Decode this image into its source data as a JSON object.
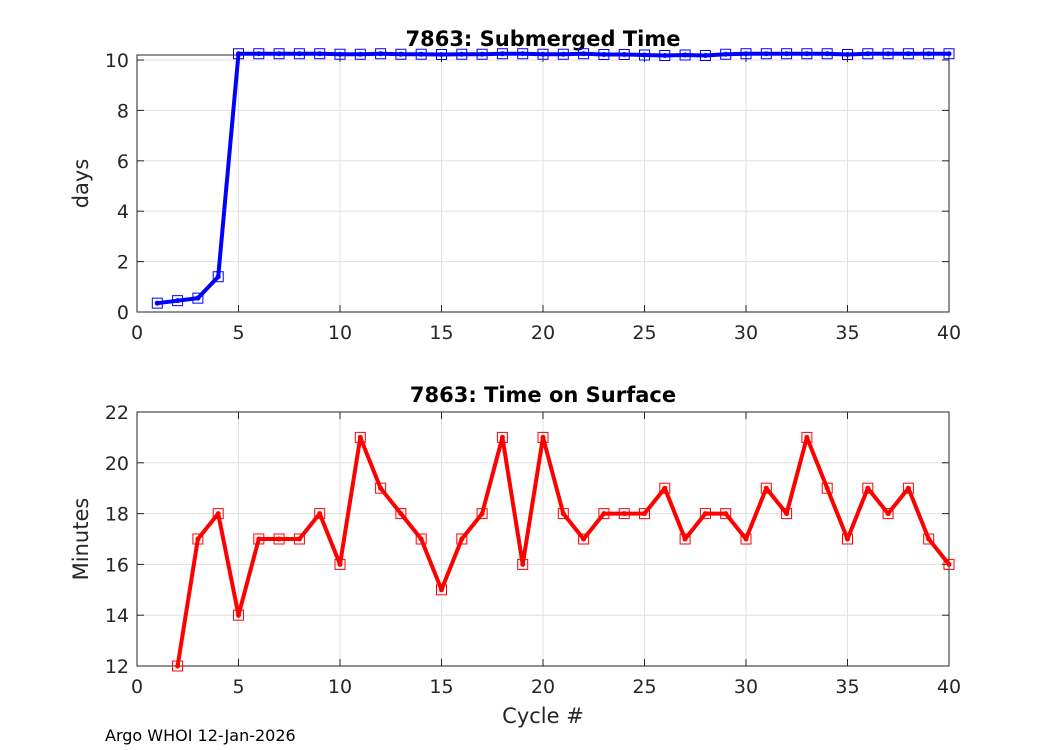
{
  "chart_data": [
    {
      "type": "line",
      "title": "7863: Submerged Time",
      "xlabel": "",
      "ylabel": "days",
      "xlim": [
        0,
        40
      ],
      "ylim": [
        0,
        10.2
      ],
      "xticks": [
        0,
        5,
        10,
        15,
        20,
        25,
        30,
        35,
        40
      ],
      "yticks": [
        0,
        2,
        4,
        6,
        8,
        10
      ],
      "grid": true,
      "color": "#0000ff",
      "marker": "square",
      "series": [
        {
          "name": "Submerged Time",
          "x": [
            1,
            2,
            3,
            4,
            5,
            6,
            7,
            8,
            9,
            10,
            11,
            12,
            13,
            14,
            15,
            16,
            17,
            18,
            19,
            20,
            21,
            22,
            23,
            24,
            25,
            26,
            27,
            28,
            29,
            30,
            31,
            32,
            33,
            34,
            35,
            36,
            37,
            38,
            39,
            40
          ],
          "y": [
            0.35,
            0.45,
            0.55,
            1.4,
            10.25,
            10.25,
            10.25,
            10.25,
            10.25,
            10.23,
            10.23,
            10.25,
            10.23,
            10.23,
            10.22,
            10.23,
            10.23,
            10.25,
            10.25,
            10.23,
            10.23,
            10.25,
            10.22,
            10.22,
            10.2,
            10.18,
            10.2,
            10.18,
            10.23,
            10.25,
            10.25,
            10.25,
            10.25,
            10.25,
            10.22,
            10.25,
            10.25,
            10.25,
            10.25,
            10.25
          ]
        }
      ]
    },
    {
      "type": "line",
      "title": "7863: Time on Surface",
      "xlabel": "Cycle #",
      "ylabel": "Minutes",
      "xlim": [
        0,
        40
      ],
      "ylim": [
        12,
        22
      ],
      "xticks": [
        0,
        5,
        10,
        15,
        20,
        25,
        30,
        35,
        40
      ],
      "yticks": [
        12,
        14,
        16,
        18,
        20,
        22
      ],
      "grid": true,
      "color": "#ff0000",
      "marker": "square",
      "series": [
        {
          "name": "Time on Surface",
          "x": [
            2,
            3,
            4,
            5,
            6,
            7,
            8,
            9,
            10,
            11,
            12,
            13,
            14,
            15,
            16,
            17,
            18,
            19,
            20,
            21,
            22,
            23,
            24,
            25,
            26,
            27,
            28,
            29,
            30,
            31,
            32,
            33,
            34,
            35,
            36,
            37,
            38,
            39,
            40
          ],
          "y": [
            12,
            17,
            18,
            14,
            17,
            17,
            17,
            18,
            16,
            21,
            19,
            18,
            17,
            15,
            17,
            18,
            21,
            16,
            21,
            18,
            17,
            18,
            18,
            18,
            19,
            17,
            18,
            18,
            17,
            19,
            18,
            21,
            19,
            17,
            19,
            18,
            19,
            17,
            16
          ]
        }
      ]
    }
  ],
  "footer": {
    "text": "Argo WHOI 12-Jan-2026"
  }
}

● **What the task requires**: Where a line of the material above holds the string "Time", copy that line.

● **Problem solution**:
      "title": "7863: Submerged Time",
          "name": "Submerged Time",
      "title": "7863: Time on Surface",
          "name": "Time on Surface",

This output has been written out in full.